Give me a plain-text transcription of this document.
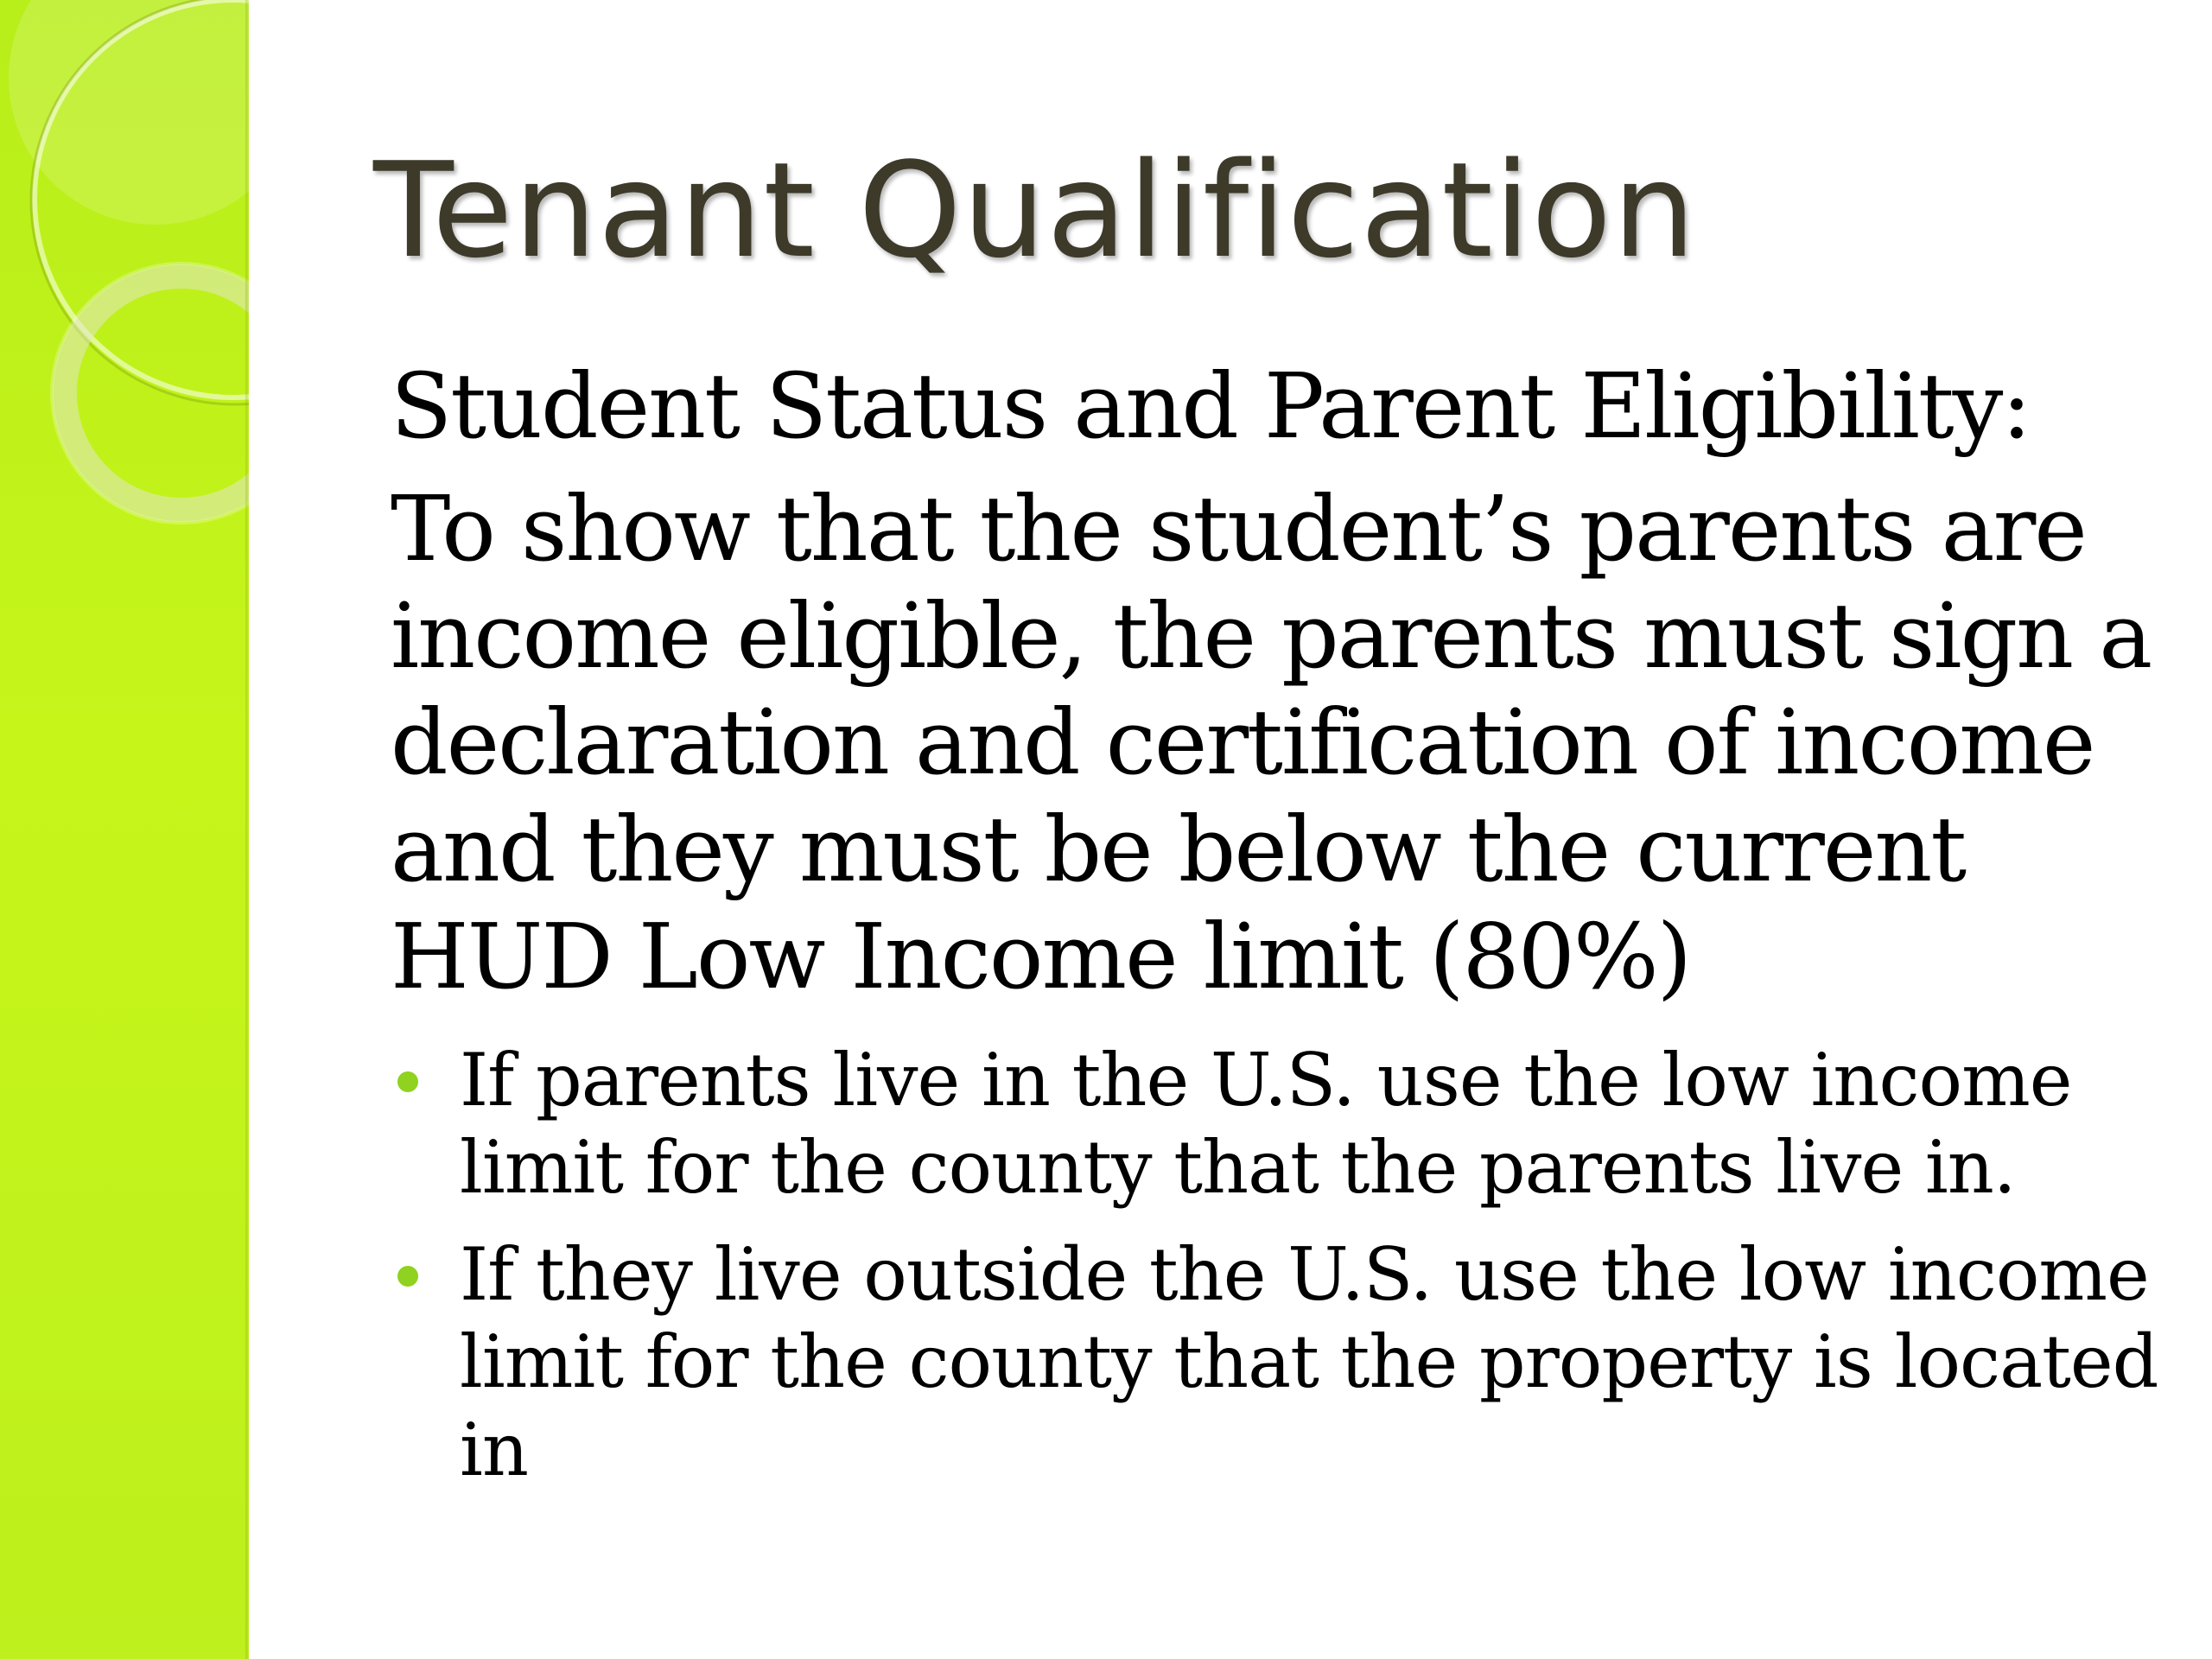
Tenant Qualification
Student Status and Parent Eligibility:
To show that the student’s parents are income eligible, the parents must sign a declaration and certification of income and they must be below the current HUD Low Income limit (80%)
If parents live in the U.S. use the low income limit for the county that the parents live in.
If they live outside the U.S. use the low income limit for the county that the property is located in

The exercise. Every record must be copied exactly, with the pictures left out.

Output of the exercise.
Give me a plain-text transcription of this document.
Tenant Qualification
Student Status and Parent Eligibility:
To show that the student’s parents are income eligible, the parents must sign a declaration and certification of income and they must be below the current HUD Low Income limit (80%)
If parents live in the U.S. use the low income limit for the county that the parents live in.
If they live outside the U.S. use the low income limit for the county that the property is located in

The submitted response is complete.